■ **RECORD LIST**
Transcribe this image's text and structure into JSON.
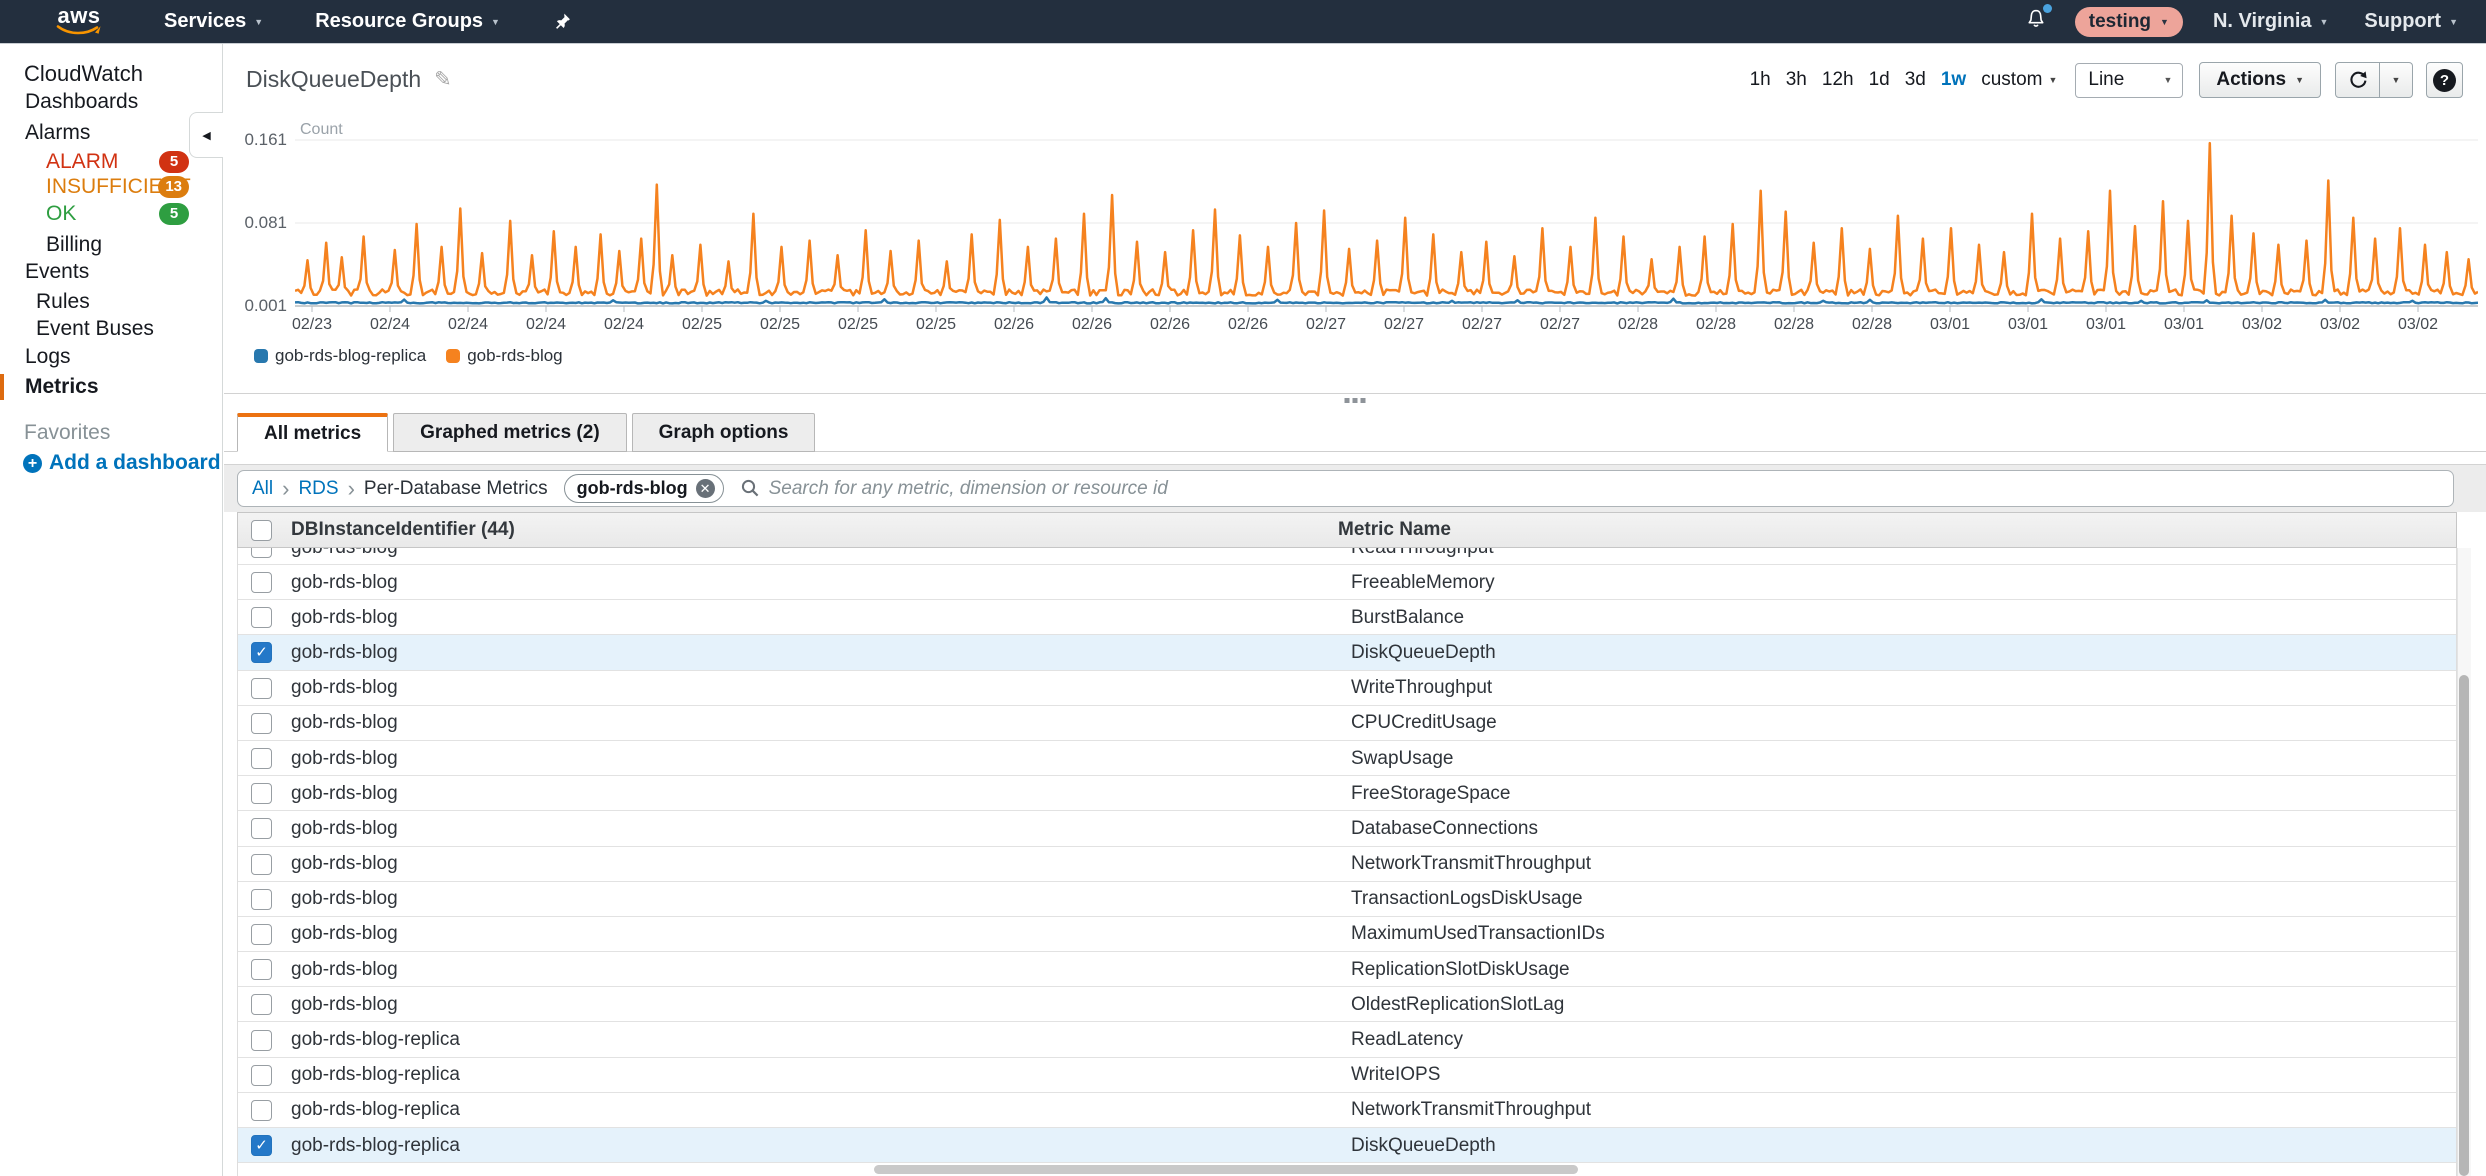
{
  "colors": {
    "nav_bg": "#232f3e",
    "accent_orange": "#ec7211",
    "link_blue": "#0073bb",
    "row_highlight": "#e5f2fb",
    "series_orange": "#f5821f",
    "series_blue": "#2878ae",
    "alarm_red": "#d13212",
    "insufficient_orange": "#dc7d0e",
    "ok_green": "#2e9e41",
    "account_pill": "#eda49a"
  },
  "nav": {
    "logo": "aws",
    "services": "Services",
    "resource_groups": "Resource Groups",
    "account": "testing",
    "region": "N. Virginia",
    "support": "Support"
  },
  "sidebar": {
    "items": [
      {
        "label": "CloudWatch",
        "type": "root"
      },
      {
        "label": "Dashboards",
        "type": "link"
      },
      {
        "label": "Alarms",
        "type": "link"
      },
      {
        "label": "ALARM",
        "type": "status",
        "color": "#d13212",
        "badge": "5"
      },
      {
        "label": "INSUFFICIENT",
        "type": "status",
        "color": "#dc7d0e",
        "badge": "13"
      },
      {
        "label": "OK",
        "type": "status",
        "color": "#2e9e41",
        "badge": "5"
      },
      {
        "label": "Billing",
        "type": "sublink"
      },
      {
        "label": "Events",
        "type": "link"
      },
      {
        "label": "Rules",
        "type": "sublink2"
      },
      {
        "label": "Event Buses",
        "type": "sublink2"
      },
      {
        "label": "Logs",
        "type": "link"
      },
      {
        "label": "Metrics",
        "type": "active"
      },
      {
        "label": "Favorites",
        "type": "muted"
      },
      {
        "label": "Add a dashboard",
        "type": "add"
      }
    ]
  },
  "header": {
    "title": "DiskQueueDepth"
  },
  "toolbar": {
    "time_ranges": [
      "1h",
      "3h",
      "12h",
      "1d",
      "3d",
      "1w"
    ],
    "active_range": "1w",
    "custom_label": "custom",
    "chart_type": "Line",
    "actions_label": "Actions"
  },
  "chart_data": {
    "type": "line",
    "title": "DiskQueueDepth",
    "ylabel": "Count",
    "y_ticks": [
      "0.161",
      "0.081",
      "0.001"
    ],
    "ylim": [
      0.001,
      0.161
    ],
    "grid": "horizontal",
    "legend_position": "bottom-left",
    "x_ticks": [
      "02/23",
      "02/24",
      "02/24",
      "02/24",
      "02/24",
      "02/25",
      "02/25",
      "02/25",
      "02/25",
      "02/26",
      "02/26",
      "02/26",
      "02/26",
      "02/27",
      "02/27",
      "02/27",
      "02/27",
      "02/28",
      "02/28",
      "02/28",
      "02/28",
      "03/01",
      "03/01",
      "03/01",
      "03/01",
      "03/02",
      "03/02",
      "03/02"
    ],
    "series": [
      {
        "name": "gob-rds-blog-replica",
        "color": "#2878ae",
        "baseline": 0.0035,
        "noise": 0.0012,
        "spikes": [
          [
            0.05,
            0.0072
          ],
          [
            0.145,
            0.0065
          ],
          [
            0.215,
            0.006
          ],
          [
            0.27,
            0.0075
          ],
          [
            0.345,
            0.0092
          ],
          [
            0.372,
            0.0085
          ],
          [
            0.45,
            0.007
          ],
          [
            0.53,
            0.006
          ],
          [
            0.56,
            0.0065
          ],
          [
            0.632,
            0.008
          ],
          [
            0.7,
            0.006
          ],
          [
            0.722,
            0.007
          ],
          [
            0.8,
            0.0075
          ],
          [
            0.845,
            0.006
          ],
          [
            0.876,
            0.0065
          ],
          [
            0.93,
            0.007
          ],
          [
            0.97,
            0.006
          ]
        ]
      },
      {
        "name": "gob-rds-blog",
        "color": "#f5821f",
        "baseline": 0.011,
        "noise": 0.006,
        "spikes": [
          [
            0.006,
            0.045
          ],
          [
            0.014,
            0.062
          ],
          [
            0.022,
            0.048
          ],
          [
            0.031,
            0.068
          ],
          [
            0.045,
            0.055
          ],
          [
            0.056,
            0.08
          ],
          [
            0.067,
            0.058
          ],
          [
            0.076,
            0.095
          ],
          [
            0.086,
            0.052
          ],
          [
            0.098,
            0.083
          ],
          [
            0.108,
            0.05
          ],
          [
            0.118,
            0.073
          ],
          [
            0.129,
            0.058
          ],
          [
            0.14,
            0.07
          ],
          [
            0.149,
            0.054
          ],
          [
            0.158,
            0.066
          ],
          [
            0.165,
            0.118
          ],
          [
            0.173,
            0.05
          ],
          [
            0.186,
            0.06
          ],
          [
            0.198,
            0.044
          ],
          [
            0.21,
            0.09
          ],
          [
            0.223,
            0.058
          ],
          [
            0.236,
            0.064
          ],
          [
            0.248,
            0.05
          ],
          [
            0.261,
            0.074
          ],
          [
            0.273,
            0.054
          ],
          [
            0.286,
            0.064
          ],
          [
            0.298,
            0.044
          ],
          [
            0.31,
            0.07
          ],
          [
            0.323,
            0.084
          ],
          [
            0.336,
            0.058
          ],
          [
            0.348,
            0.066
          ],
          [
            0.361,
            0.09
          ],
          [
            0.374,
            0.108
          ],
          [
            0.386,
            0.063
          ],
          [
            0.399,
            0.053
          ],
          [
            0.411,
            0.074
          ],
          [
            0.421,
            0.094
          ],
          [
            0.433,
            0.069
          ],
          [
            0.446,
            0.058
          ],
          [
            0.458,
            0.081
          ],
          [
            0.471,
            0.093
          ],
          [
            0.483,
            0.056
          ],
          [
            0.496,
            0.064
          ],
          [
            0.509,
            0.086
          ],
          [
            0.521,
            0.07
          ],
          [
            0.534,
            0.053
          ],
          [
            0.546,
            0.063
          ],
          [
            0.559,
            0.049
          ],
          [
            0.571,
            0.076
          ],
          [
            0.584,
            0.058
          ],
          [
            0.596,
            0.086
          ],
          [
            0.609,
            0.068
          ],
          [
            0.621,
            0.046
          ],
          [
            0.634,
            0.058
          ],
          [
            0.646,
            0.068
          ],
          [
            0.659,
            0.08
          ],
          [
            0.671,
            0.112
          ],
          [
            0.683,
            0.092
          ],
          [
            0.696,
            0.062
          ],
          [
            0.709,
            0.076
          ],
          [
            0.721,
            0.056
          ],
          [
            0.734,
            0.088
          ],
          [
            0.746,
            0.066
          ],
          [
            0.759,
            0.076
          ],
          [
            0.771,
            0.06
          ],
          [
            0.783,
            0.053
          ],
          [
            0.796,
            0.09
          ],
          [
            0.809,
            0.066
          ],
          [
            0.821,
            0.073
          ],
          [
            0.831,
            0.112
          ],
          [
            0.843,
            0.078
          ],
          [
            0.856,
            0.102
          ],
          [
            0.867,
            0.083
          ],
          [
            0.877,
            0.158
          ],
          [
            0.887,
            0.088
          ],
          [
            0.897,
            0.071
          ],
          [
            0.909,
            0.06
          ],
          [
            0.921,
            0.064
          ],
          [
            0.931,
            0.122
          ],
          [
            0.943,
            0.086
          ],
          [
            0.953,
            0.066
          ],
          [
            0.964,
            0.076
          ],
          [
            0.975,
            0.06
          ],
          [
            0.986,
            0.053
          ],
          [
            0.996,
            0.046
          ]
        ]
      }
    ]
  },
  "tabs": [
    {
      "label": "All metrics",
      "active": true
    },
    {
      "label": "Graphed metrics (2)",
      "active": false
    },
    {
      "label": "Graph options",
      "active": false
    }
  ],
  "search": {
    "breadcrumbs": [
      {
        "label": "All",
        "link": true
      },
      {
        "label": "RDS",
        "link": true
      },
      {
        "label": "Per-Database Metrics",
        "link": false
      }
    ],
    "filter_tag": "gob-rds-blog",
    "placeholder": "Search for any metric, dimension or resource id"
  },
  "table": {
    "columns": [
      "DBInstanceIdentifier (44)",
      "Metric Name"
    ],
    "rows": [
      {
        "instance": "gob-rds-blog",
        "metric": "ReadThroughput",
        "checked": false
      },
      {
        "instance": "gob-rds-blog",
        "metric": "FreeableMemory",
        "checked": false
      },
      {
        "instance": "gob-rds-blog",
        "metric": "BurstBalance",
        "checked": false
      },
      {
        "instance": "gob-rds-blog",
        "metric": "DiskQueueDepth",
        "checked": true
      },
      {
        "instance": "gob-rds-blog",
        "metric": "WriteThroughput",
        "checked": false
      },
      {
        "instance": "gob-rds-blog",
        "metric": "CPUCreditUsage",
        "checked": false
      },
      {
        "instance": "gob-rds-blog",
        "metric": "SwapUsage",
        "checked": false
      },
      {
        "instance": "gob-rds-blog",
        "metric": "FreeStorageSpace",
        "checked": false
      },
      {
        "instance": "gob-rds-blog",
        "metric": "DatabaseConnections",
        "checked": false
      },
      {
        "instance": "gob-rds-blog",
        "metric": "NetworkTransmitThroughput",
        "checked": false
      },
      {
        "instance": "gob-rds-blog",
        "metric": "TransactionLogsDiskUsage",
        "checked": false
      },
      {
        "instance": "gob-rds-blog",
        "metric": "MaximumUsedTransactionIDs",
        "checked": false
      },
      {
        "instance": "gob-rds-blog",
        "metric": "ReplicationSlotDiskUsage",
        "checked": false
      },
      {
        "instance": "gob-rds-blog",
        "metric": "OldestReplicationSlotLag",
        "checked": false
      },
      {
        "instance": "gob-rds-blog-replica",
        "metric": "ReadLatency",
        "checked": false
      },
      {
        "instance": "gob-rds-blog-replica",
        "metric": "WriteIOPS",
        "checked": false
      },
      {
        "instance": "gob-rds-blog-replica",
        "metric": "NetworkTransmitThroughput",
        "checked": false
      },
      {
        "instance": "gob-rds-blog-replica",
        "metric": "DiskQueueDepth",
        "checked": true
      }
    ]
  }
}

■ **WORK REQUIRED**
Note every line above where the string "DiskQueueDepth" shows up, and copy those lines.

■ **EXERCISE RESULT**
    "title": "DiskQueueDepth"
    "title": "DiskQueueDepth",
        "metric": "DiskQueueDepth",
        "metric": "DiskQueueDepth",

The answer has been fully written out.